Information shown>
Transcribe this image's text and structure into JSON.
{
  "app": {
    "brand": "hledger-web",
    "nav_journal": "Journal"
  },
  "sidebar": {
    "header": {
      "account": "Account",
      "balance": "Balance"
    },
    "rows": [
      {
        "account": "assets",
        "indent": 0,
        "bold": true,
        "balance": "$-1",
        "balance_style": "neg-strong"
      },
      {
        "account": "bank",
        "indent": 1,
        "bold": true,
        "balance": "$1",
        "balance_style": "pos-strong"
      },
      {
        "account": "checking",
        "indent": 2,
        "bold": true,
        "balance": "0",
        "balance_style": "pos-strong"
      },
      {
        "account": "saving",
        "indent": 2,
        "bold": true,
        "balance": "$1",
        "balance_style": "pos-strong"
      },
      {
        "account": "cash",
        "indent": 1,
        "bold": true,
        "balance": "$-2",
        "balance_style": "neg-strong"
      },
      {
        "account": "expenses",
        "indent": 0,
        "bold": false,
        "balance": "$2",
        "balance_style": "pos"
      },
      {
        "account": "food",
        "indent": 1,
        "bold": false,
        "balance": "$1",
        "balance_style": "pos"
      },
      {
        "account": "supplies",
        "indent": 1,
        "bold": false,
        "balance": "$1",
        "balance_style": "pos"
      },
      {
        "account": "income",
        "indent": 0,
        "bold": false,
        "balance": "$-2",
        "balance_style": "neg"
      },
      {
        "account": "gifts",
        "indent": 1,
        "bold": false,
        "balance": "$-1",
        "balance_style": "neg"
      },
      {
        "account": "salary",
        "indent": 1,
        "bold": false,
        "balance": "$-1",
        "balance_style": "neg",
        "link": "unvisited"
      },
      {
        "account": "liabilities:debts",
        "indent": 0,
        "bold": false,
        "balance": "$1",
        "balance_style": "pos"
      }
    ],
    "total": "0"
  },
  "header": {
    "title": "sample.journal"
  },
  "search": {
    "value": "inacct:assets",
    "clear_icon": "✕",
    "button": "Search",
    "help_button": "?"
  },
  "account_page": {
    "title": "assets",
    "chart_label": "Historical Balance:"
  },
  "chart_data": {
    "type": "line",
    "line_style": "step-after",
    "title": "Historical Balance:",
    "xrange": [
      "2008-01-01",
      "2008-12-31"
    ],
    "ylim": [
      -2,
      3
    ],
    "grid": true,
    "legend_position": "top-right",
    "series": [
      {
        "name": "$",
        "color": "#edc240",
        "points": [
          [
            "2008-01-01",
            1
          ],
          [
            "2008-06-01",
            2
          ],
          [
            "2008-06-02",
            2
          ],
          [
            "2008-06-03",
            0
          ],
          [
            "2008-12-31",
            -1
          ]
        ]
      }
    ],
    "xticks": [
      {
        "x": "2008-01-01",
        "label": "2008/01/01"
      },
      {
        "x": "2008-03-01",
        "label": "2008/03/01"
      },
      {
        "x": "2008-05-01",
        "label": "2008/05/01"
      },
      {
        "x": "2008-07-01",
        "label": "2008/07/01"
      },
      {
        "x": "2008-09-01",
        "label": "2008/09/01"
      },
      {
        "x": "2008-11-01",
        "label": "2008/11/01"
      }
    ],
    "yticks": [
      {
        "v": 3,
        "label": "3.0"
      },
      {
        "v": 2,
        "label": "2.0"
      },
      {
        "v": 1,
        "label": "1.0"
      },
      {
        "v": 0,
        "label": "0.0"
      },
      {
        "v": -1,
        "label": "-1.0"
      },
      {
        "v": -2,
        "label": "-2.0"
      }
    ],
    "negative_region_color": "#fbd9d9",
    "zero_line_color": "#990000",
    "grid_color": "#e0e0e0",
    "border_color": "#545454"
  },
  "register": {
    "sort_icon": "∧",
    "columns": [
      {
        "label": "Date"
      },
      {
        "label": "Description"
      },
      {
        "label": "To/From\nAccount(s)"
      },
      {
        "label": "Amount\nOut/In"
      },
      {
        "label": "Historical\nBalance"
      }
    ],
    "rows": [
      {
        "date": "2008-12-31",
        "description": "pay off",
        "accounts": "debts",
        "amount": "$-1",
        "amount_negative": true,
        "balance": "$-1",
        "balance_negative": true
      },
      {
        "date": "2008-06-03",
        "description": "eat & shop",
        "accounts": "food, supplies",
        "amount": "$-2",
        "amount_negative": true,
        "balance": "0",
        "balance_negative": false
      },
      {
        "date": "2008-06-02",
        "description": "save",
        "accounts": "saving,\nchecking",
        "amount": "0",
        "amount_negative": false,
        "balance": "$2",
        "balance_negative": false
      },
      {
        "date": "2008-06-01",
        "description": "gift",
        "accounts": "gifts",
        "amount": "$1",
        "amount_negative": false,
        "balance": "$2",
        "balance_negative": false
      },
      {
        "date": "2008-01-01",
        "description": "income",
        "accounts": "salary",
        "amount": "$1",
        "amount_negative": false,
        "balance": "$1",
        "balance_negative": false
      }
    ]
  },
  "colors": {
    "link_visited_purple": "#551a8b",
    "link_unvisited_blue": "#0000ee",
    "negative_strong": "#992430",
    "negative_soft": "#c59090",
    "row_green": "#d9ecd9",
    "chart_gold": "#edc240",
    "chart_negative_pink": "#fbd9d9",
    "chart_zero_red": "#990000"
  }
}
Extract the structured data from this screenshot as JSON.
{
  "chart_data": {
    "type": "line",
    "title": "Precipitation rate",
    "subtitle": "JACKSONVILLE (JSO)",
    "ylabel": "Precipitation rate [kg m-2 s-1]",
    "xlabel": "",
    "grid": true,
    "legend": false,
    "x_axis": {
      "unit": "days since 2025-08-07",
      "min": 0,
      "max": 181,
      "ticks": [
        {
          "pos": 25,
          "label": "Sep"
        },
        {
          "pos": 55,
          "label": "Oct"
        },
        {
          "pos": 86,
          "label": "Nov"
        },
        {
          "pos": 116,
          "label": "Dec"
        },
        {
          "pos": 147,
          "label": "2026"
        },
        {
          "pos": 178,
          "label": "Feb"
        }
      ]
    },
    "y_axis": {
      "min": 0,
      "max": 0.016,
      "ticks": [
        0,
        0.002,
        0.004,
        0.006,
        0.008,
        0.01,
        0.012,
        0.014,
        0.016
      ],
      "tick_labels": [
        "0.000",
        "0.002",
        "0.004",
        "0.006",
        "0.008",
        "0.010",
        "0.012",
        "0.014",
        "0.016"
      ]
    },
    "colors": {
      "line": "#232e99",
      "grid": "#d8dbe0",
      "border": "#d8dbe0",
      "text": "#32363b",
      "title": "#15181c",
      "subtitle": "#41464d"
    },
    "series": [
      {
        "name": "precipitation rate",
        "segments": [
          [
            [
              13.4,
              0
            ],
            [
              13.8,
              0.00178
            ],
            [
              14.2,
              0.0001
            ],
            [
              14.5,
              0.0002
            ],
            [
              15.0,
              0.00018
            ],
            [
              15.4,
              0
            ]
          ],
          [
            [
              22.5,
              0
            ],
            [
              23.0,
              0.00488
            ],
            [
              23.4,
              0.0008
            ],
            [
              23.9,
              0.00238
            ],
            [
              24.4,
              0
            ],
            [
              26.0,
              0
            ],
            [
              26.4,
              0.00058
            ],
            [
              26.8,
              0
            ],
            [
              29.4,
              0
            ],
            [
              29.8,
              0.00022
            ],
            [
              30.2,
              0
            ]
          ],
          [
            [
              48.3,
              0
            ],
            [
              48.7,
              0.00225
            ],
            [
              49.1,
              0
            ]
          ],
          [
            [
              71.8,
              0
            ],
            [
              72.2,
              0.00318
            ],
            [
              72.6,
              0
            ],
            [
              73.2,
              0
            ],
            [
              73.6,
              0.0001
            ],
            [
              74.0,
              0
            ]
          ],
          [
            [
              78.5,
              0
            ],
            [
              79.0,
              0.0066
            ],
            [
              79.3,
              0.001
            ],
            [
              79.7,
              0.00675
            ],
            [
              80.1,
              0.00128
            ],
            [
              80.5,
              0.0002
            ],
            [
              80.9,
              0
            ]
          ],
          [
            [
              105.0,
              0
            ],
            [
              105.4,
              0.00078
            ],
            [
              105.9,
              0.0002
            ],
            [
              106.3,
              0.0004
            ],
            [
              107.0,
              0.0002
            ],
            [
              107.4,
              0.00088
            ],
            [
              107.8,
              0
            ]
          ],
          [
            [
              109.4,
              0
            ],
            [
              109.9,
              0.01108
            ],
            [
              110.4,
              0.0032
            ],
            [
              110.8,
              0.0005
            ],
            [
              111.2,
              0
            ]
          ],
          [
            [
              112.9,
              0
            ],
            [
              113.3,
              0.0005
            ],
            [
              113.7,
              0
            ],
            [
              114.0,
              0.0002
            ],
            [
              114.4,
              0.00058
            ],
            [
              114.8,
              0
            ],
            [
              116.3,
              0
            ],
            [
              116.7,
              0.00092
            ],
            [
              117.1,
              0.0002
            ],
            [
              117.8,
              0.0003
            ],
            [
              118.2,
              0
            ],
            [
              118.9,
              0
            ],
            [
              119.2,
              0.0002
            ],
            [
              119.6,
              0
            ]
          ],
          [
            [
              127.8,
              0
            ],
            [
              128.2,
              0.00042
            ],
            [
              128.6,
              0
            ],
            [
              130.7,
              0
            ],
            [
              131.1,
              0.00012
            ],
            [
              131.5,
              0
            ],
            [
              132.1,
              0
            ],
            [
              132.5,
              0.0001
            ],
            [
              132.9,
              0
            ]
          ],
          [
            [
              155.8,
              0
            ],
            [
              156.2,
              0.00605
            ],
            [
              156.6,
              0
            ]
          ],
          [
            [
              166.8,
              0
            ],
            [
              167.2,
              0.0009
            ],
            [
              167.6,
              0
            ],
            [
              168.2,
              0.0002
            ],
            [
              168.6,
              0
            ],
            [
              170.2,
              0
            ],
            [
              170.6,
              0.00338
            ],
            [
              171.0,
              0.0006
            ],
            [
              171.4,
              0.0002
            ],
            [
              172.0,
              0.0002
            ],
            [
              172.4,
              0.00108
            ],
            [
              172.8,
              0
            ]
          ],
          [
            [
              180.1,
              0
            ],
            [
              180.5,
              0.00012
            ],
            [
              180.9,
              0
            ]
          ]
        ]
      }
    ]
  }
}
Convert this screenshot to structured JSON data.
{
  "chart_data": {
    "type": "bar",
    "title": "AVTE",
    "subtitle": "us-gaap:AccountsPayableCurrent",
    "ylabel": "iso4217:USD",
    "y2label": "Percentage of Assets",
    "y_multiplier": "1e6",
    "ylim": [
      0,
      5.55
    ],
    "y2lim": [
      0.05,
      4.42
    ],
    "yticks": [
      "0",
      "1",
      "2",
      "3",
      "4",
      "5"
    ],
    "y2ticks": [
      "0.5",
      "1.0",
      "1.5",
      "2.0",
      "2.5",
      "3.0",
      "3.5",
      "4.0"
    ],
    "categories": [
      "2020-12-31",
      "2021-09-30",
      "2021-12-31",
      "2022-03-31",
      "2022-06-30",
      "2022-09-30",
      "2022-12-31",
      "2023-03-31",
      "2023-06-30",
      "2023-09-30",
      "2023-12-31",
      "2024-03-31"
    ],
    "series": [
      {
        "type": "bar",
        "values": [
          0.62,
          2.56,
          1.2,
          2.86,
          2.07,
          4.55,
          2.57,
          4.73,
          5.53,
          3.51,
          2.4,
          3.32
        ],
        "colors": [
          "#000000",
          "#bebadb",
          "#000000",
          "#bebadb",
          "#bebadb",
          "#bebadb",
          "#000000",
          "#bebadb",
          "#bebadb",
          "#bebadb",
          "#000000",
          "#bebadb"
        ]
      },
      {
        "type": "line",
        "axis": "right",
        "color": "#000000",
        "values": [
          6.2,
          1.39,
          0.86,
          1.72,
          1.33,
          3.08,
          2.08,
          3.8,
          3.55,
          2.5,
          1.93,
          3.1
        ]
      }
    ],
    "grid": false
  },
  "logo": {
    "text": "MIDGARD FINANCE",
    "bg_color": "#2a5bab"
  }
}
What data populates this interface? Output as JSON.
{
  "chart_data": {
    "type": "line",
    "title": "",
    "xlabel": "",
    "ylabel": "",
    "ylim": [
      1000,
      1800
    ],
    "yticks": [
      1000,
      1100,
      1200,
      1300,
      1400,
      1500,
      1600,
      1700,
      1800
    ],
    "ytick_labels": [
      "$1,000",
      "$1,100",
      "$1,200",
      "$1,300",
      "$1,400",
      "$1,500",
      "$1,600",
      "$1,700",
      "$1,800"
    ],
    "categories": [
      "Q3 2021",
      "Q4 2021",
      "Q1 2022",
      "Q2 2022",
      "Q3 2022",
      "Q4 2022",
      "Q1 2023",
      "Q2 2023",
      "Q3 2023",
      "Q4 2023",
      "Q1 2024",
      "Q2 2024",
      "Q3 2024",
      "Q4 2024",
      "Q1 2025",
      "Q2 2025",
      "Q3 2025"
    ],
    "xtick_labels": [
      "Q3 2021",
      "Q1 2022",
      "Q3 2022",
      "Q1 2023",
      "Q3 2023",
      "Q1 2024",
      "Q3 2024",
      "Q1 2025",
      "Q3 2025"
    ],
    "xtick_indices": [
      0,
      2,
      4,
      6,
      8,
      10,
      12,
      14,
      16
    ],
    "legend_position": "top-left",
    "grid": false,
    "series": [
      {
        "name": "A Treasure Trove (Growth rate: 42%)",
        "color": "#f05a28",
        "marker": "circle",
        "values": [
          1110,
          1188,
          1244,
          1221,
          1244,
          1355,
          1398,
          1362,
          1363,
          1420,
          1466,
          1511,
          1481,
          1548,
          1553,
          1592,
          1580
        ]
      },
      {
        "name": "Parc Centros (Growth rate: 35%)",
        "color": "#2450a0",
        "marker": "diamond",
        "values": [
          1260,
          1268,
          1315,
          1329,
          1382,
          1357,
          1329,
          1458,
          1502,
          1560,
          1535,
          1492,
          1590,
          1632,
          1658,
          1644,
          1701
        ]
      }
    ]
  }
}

What is asked> How many of these lines contain "text"? Write only the number.

The result> 3